• **PROBLEM TO WORK ON**
Revise the listing starting at the line containing "Output each element" and ending after the line containing "Text: 2024-02-18 to", replacing "bounding box" with "bbox" and leaving everything else unchanged. Omit the pictures from your answer.

Raw records
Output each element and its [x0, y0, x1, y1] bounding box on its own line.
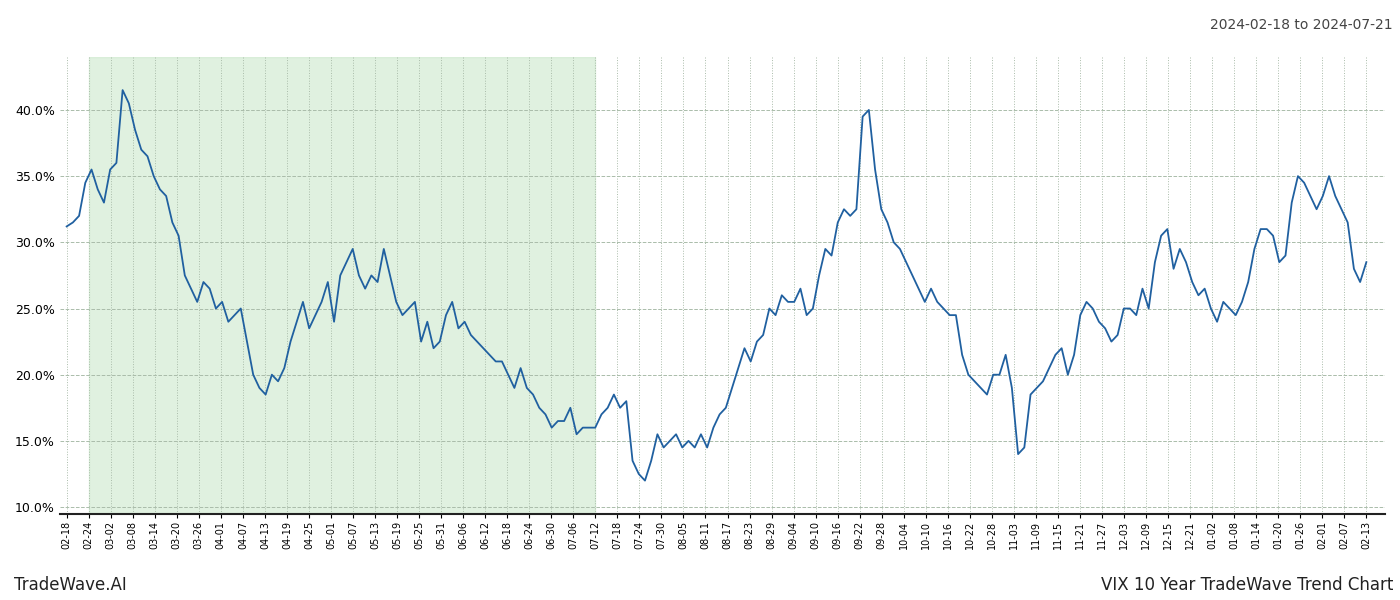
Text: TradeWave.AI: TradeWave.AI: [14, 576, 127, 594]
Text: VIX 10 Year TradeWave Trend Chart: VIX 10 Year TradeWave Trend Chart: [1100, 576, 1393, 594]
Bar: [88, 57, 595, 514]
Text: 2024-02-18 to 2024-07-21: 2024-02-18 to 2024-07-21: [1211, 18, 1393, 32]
==
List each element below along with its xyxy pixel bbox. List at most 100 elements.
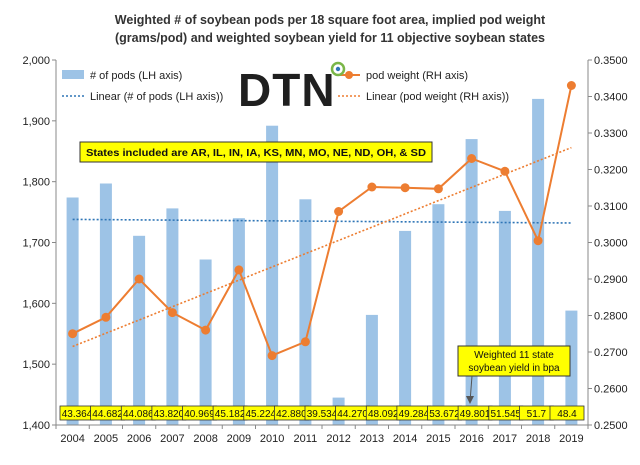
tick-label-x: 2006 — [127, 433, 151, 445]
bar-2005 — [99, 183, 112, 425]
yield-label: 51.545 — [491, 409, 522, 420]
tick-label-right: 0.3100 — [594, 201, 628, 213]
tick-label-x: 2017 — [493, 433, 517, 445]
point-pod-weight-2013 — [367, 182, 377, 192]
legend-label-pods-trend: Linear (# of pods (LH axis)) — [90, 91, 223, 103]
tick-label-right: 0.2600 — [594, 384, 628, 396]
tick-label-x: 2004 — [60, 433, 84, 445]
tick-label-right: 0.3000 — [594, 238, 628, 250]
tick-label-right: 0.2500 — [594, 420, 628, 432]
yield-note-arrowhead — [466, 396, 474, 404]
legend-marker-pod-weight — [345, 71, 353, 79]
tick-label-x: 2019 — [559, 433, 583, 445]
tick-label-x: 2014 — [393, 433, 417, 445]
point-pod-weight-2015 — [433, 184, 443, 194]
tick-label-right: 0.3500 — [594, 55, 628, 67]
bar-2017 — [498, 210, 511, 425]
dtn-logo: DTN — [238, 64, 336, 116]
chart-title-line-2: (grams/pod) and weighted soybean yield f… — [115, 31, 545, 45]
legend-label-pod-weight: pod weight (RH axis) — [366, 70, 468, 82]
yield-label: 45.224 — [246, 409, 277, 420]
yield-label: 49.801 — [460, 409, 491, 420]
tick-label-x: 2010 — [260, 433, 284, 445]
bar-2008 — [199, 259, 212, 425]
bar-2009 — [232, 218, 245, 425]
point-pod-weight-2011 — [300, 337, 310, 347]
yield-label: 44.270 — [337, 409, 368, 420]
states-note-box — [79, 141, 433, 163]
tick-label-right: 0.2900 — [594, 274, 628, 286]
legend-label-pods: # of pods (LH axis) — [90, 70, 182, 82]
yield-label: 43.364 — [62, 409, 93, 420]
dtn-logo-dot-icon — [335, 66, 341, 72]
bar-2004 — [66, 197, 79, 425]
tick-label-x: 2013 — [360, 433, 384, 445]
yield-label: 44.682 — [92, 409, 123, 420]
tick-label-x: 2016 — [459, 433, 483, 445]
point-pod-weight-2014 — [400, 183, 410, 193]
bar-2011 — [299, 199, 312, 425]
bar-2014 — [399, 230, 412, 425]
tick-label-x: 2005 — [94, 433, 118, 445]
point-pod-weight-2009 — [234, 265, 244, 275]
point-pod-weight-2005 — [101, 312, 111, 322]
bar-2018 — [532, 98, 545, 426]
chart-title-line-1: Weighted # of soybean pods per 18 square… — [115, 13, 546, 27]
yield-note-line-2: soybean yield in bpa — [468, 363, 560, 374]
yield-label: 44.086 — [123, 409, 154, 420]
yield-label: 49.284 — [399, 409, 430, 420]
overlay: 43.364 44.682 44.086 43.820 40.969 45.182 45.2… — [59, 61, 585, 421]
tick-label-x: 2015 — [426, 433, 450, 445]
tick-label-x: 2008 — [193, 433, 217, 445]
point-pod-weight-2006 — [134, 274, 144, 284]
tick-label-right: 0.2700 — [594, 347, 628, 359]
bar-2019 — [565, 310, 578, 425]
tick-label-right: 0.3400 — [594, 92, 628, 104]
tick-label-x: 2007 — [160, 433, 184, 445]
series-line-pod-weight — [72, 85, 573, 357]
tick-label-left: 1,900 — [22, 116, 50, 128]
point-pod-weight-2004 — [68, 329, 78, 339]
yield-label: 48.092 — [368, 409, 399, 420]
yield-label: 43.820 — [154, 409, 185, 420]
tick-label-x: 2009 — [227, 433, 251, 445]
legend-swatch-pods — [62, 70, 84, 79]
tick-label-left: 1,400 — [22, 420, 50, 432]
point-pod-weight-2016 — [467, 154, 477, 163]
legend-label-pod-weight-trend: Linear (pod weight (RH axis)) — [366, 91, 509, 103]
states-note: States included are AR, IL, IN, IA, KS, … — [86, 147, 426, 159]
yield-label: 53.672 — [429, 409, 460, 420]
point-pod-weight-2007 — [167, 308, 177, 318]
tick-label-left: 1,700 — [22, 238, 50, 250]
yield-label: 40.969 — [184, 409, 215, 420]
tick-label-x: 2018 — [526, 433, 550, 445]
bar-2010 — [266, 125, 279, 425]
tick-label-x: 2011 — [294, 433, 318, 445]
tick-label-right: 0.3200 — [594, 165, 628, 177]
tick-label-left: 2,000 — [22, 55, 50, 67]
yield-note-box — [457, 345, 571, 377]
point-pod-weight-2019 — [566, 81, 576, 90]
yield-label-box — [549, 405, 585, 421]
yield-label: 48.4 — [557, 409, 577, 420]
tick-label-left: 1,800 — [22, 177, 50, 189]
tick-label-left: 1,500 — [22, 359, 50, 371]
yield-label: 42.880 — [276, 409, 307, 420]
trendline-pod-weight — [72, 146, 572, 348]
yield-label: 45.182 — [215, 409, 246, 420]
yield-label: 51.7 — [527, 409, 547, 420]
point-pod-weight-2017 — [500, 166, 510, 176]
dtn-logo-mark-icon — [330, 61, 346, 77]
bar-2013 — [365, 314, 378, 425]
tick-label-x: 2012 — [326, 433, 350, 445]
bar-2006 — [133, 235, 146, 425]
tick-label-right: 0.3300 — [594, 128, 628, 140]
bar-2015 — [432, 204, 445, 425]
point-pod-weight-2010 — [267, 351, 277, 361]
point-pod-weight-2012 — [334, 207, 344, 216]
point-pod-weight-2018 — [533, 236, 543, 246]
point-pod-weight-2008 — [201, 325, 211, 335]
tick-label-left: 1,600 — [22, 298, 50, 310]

• **FULL RESPONSE**
Output each element and its [x0, y0, x1, y1] bbox on its own line.
Text: TradeWave.AI: TradeWave.AI: [14, 576, 127, 594]
Text: VIX 10 Year TradeWave Trend Chart: VIX 10 Year TradeWave Trend Chart: [1100, 576, 1393, 594]
Bar: [88, 57, 595, 514]
Text: 2024-02-18 to 2024-07-21: 2024-02-18 to 2024-07-21: [1211, 18, 1393, 32]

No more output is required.